YOUR TASK: Copy every line below word for word, leaving out the pictures.

** Start SUPPLIED RECORDS **

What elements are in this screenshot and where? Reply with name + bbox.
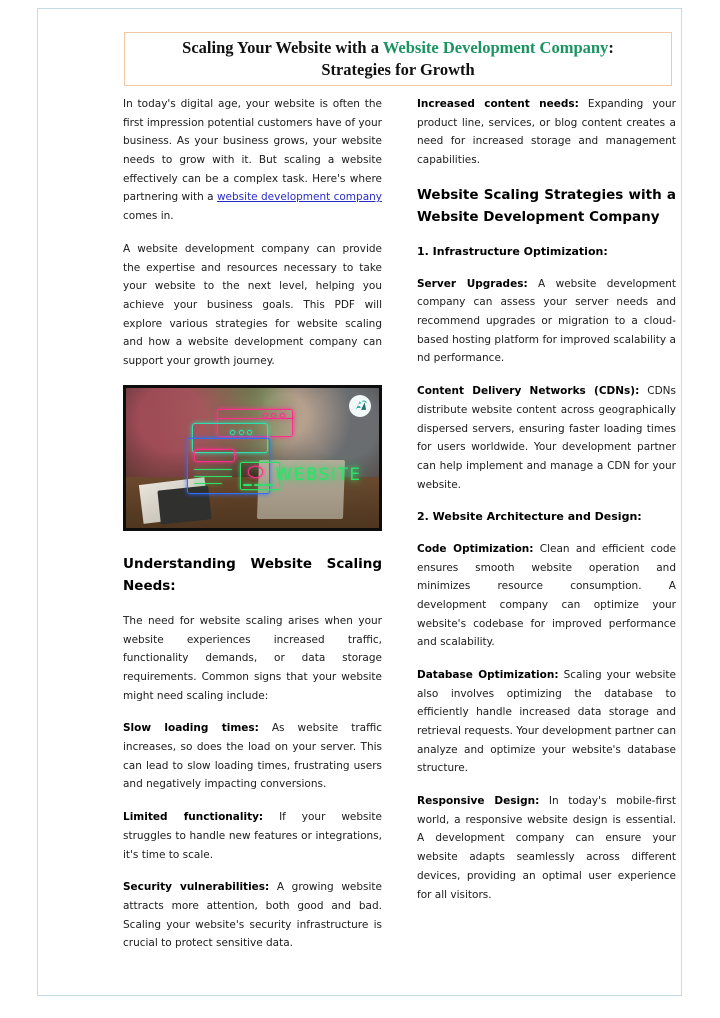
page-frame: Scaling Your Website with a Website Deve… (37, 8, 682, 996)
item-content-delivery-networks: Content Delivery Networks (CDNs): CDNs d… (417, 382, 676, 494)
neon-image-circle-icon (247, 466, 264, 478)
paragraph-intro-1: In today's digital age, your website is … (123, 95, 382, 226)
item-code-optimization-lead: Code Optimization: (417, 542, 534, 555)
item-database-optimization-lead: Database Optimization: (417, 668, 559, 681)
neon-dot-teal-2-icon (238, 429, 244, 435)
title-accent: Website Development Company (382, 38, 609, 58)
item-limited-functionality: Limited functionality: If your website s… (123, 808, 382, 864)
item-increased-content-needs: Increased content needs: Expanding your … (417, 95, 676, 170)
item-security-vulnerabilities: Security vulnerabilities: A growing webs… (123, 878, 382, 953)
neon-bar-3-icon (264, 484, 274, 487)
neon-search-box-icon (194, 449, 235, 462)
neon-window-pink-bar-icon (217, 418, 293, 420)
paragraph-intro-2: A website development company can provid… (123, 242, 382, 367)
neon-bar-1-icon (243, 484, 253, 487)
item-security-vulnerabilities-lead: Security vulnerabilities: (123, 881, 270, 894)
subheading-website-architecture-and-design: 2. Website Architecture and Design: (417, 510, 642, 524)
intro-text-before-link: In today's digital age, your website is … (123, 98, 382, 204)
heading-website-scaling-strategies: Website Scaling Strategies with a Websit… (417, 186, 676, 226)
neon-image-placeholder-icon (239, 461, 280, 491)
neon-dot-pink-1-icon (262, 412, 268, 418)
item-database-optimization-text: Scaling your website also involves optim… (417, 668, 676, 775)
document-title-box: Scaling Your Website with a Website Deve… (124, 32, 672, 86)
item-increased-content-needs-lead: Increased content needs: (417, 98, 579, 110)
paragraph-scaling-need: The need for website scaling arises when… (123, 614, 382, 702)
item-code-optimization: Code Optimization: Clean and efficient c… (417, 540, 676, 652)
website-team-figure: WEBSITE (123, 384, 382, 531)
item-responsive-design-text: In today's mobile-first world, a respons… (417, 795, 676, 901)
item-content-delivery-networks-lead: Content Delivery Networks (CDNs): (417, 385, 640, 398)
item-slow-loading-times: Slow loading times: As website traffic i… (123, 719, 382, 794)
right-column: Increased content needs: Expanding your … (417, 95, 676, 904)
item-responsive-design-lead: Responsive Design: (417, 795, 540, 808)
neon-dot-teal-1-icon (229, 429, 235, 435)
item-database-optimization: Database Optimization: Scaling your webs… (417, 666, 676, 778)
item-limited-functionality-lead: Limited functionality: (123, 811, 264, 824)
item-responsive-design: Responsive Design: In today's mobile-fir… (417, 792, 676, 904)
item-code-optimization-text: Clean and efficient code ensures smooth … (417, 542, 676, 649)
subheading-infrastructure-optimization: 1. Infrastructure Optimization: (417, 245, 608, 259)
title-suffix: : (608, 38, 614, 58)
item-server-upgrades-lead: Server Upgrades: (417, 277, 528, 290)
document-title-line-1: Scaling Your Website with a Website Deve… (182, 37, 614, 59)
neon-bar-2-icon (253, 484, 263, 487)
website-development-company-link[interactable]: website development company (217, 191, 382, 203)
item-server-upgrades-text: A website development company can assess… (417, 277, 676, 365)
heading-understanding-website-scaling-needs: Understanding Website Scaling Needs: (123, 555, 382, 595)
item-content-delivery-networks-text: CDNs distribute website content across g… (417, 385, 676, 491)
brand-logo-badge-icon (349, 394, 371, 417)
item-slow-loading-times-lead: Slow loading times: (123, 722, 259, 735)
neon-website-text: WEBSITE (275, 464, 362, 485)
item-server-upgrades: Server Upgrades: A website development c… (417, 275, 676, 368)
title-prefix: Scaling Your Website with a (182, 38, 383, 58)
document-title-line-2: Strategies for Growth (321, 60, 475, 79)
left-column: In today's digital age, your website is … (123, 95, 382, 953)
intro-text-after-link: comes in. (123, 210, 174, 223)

** End SUPPLIED RECORDS **

ANSWER IN FULL:
What elements are in this screenshot and where? Reply with name + bbox.
page-frame: Scaling Your Website with a Website Deve… (37, 8, 682, 996)
item-content-delivery-networks: Content Delivery Networks (CDNs): CDNs d… (417, 382, 676, 494)
neon-image-circle-icon (247, 466, 264, 478)
paragraph-intro-1: In today's digital age, your website is … (123, 95, 382, 226)
item-code-optimization-lead: Code Optimization: (417, 542, 534, 555)
item-database-optimization-lead: Database Optimization: (417, 668, 559, 681)
neon-dot-teal-2-icon (238, 429, 244, 435)
title-accent: Website Development Company (382, 38, 609, 58)
item-limited-functionality: Limited functionality: If your website s… (123, 808, 382, 864)
item-increased-content-needs: Increased content needs: Expanding your … (417, 95, 676, 170)
item-security-vulnerabilities: Security vulnerabilities: A growing webs… (123, 878, 382, 953)
neon-bar-3-icon (264, 484, 274, 487)
neon-search-box-icon (194, 449, 235, 462)
neon-window-pink-bar-icon (217, 418, 293, 420)
paragraph-intro-2: A website development company can provid… (123, 242, 382, 367)
neon-bar-1-icon (243, 484, 253, 487)
item-security-vulnerabilities-lead: Security vulnerabilities: (123, 881, 270, 894)
subheading-website-architecture-and-design: 2. Website Architecture and Design: (417, 510, 642, 524)
intro-text-before-link: In today's digital age, your website is … (123, 98, 382, 204)
heading-website-scaling-strategies: Website Scaling Strategies with a Websit… (417, 186, 676, 226)
neon-image-placeholder-icon (239, 461, 280, 491)
neon-dot-pink-1-icon (262, 412, 268, 418)
item-database-optimization-text: Scaling your website also involves optim… (417, 668, 676, 775)
document-title-box: Scaling Your Website with a Website Deve… (124, 32, 672, 86)
item-increased-content-needs-lead: Increased content needs: (417, 98, 579, 110)
paragraph-scaling-need: The need for website scaling arises when… (123, 614, 382, 702)
item-code-optimization: Code Optimization: Clean and efficient c… (417, 540, 676, 652)
website-team-figure: WEBSITE (123, 384, 382, 531)
item-responsive-design-text: In today's mobile-first world, a respons… (417, 795, 676, 901)
item-content-delivery-networks-lead: Content Delivery Networks (CDNs): (417, 385, 640, 398)
item-slow-loading-times: Slow loading times: As website traffic i… (123, 719, 382, 794)
right-column: Increased content needs: Expanding your … (417, 95, 676, 904)
item-responsive-design-lead: Responsive Design: (417, 795, 540, 808)
neon-dot-teal-1-icon (229, 429, 235, 435)
item-database-optimization: Database Optimization: Scaling your webs… (417, 666, 676, 778)
item-limited-functionality-lead: Limited functionality: (123, 811, 264, 824)
item-responsive-design: Responsive Design: In today's mobile-fir… (417, 792, 676, 904)
item-code-optimization-text: Clean and efficient code ensures smooth … (417, 542, 676, 649)
subheading-infrastructure-optimization: 1. Infrastructure Optimization: (417, 245, 608, 259)
title-suffix: : (608, 38, 614, 58)
item-server-upgrades-lead: Server Upgrades: (417, 277, 528, 290)
document-title-line-1: Scaling Your Website with a Website Deve… (182, 37, 614, 59)
neon-bar-2-icon (253, 484, 263, 487)
website-development-company-link[interactable]: website development company (217, 191, 382, 203)
item-server-upgrades-text: A website development company can assess… (417, 277, 676, 365)
heading-understanding-website-scaling-needs: Understanding Website Scaling Needs: (123, 555, 382, 595)
item-content-delivery-networks-text: CDNs distribute website content across g… (417, 385, 676, 491)
brand-logo-badge-icon (349, 394, 371, 417)
item-slow-loading-times-lead: Slow loading times: (123, 722, 259, 735)
neon-website-text: WEBSITE (275, 464, 362, 485)
item-server-upgrades: Server Upgrades: A website development c… (417, 275, 676, 368)
title-prefix: Scaling Your Website with a (182, 38, 383, 58)
document-title-line-2: Strategies for Growth (321, 60, 475, 79)
left-column: In today's digital age, your website is … (123, 95, 382, 953)
intro-text-after-link: comes in. (123, 210, 174, 223)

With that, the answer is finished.